**What to produce**
All entries are to be given again verbatim.

**Document layout detection data**

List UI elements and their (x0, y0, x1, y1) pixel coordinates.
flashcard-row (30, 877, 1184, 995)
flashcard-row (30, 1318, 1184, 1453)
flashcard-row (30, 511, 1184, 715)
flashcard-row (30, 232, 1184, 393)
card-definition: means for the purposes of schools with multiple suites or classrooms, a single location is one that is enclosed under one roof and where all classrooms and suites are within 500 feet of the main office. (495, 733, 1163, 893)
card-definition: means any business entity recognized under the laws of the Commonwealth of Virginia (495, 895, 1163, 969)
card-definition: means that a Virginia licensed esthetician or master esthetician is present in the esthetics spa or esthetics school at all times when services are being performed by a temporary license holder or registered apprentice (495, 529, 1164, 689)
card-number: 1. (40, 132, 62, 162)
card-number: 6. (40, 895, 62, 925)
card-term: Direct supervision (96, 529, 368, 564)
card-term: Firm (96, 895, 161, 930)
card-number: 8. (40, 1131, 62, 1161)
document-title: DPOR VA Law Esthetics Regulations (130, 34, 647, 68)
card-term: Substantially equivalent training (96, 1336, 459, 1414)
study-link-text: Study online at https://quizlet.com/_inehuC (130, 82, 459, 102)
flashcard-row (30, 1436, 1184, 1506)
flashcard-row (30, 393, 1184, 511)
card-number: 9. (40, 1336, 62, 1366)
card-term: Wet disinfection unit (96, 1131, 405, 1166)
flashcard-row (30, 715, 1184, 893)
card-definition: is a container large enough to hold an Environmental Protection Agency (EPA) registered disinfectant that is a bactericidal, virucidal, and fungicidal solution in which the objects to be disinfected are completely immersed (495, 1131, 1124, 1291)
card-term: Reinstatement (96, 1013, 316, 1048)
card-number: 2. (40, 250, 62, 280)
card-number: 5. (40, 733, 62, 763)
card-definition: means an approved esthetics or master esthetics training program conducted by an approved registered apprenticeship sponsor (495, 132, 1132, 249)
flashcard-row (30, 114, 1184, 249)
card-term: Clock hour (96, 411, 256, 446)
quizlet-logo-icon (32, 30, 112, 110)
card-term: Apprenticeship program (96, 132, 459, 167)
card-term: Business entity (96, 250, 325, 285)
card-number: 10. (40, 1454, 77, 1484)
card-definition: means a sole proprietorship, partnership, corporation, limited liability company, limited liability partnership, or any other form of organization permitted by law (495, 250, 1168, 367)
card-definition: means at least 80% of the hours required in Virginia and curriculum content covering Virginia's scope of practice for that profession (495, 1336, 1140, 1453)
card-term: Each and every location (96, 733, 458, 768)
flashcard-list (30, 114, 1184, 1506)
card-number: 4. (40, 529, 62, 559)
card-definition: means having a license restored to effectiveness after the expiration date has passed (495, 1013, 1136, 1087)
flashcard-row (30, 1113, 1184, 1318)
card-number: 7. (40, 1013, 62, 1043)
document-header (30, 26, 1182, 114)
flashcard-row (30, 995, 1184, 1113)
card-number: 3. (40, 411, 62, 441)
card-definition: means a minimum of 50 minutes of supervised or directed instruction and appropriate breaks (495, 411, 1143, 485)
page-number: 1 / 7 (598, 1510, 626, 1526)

**Written response**
List UI elements and their (x0, y0, x1, y1) pixel coordinates.
flashcard-row (30, 877, 1184, 995)
flashcard-row (30, 1318, 1184, 1453)
flashcard-row (30, 511, 1184, 715)
flashcard-row (30, 232, 1184, 393)
card-definition: means for the purposes of schools with multiple suites or classrooms, a single location is one that is enclosed under one roof and where all classrooms and suites are within 500 feet of the main office. (495, 733, 1163, 893)
card-definition: means any business entity recognized under the laws of the Commonwealth of Virginia (495, 895, 1163, 969)
card-definition: means that a Virginia licensed esthetician or master esthetician is present in the esthetics spa or esthetics school at all times when services are being performed by a temporary license holder or registered apprentice (495, 529, 1164, 689)
card-number: 1. (40, 132, 62, 162)
card-number: 6. (40, 895, 62, 925)
card-term: Direct supervision (96, 529, 368, 564)
card-term: Firm (96, 895, 161, 930)
card-number: 8. (40, 1131, 62, 1161)
document-title: DPOR VA Law Esthetics Regulations (130, 34, 647, 68)
card-term: Substantially equivalent training (96, 1336, 459, 1414)
study-link-text: Study online at https://quizlet.com/_inehuC (130, 82, 459, 102)
flashcard-row (30, 1436, 1184, 1506)
flashcard-row (30, 393, 1184, 511)
card-number: 9. (40, 1336, 62, 1366)
card-term: Wet disinfection unit (96, 1131, 405, 1166)
flashcard-row (30, 715, 1184, 893)
card-definition: is a container large enough to hold an Environmental Protection Agency (EPA) registered disinfectant that is a bactericidal, virucidal, and fungicidal solution in which the objects to be disinfected are completely immersed (495, 1131, 1124, 1291)
card-term: Reinstatement (96, 1013, 316, 1048)
card-number: 2. (40, 250, 62, 280)
card-number: 5. (40, 733, 62, 763)
card-definition: means an approved esthetics or master esthetics training program conducted by an approved registered apprenticeship sponsor (495, 132, 1132, 249)
flashcard-row (30, 114, 1184, 249)
card-term: Clock hour (96, 411, 256, 446)
quizlet-logo-icon (32, 30, 112, 110)
card-term: Apprenticeship program (96, 132, 459, 167)
card-term: Business entity (96, 250, 325, 285)
card-number: 10. (40, 1454, 77, 1484)
card-definition: means a sole proprietorship, partnership, corporation, limited liability company, limited liability partnership, or any other form of organization permitted by law (495, 250, 1168, 367)
card-definition: means at least 80% of the hours required in Virginia and curriculum content covering Virginia's scope of practice for that profession (495, 1336, 1140, 1453)
card-term: Each and every location (96, 733, 458, 768)
flashcard-list (30, 114, 1184, 1506)
card-number: 4. (40, 529, 62, 559)
card-definition: means having a license restored to effectiveness after the expiration date has passed (495, 1013, 1136, 1087)
flashcard-row (30, 1113, 1184, 1318)
card-number: 7. (40, 1013, 62, 1043)
document-header (30, 26, 1182, 114)
flashcard-row (30, 995, 1184, 1113)
card-number: 3. (40, 411, 62, 441)
card-definition: means a minimum of 50 minutes of supervised or directed instruction and appropriate breaks (495, 411, 1143, 485)
page-number: 1 / 7 (598, 1510, 626, 1526)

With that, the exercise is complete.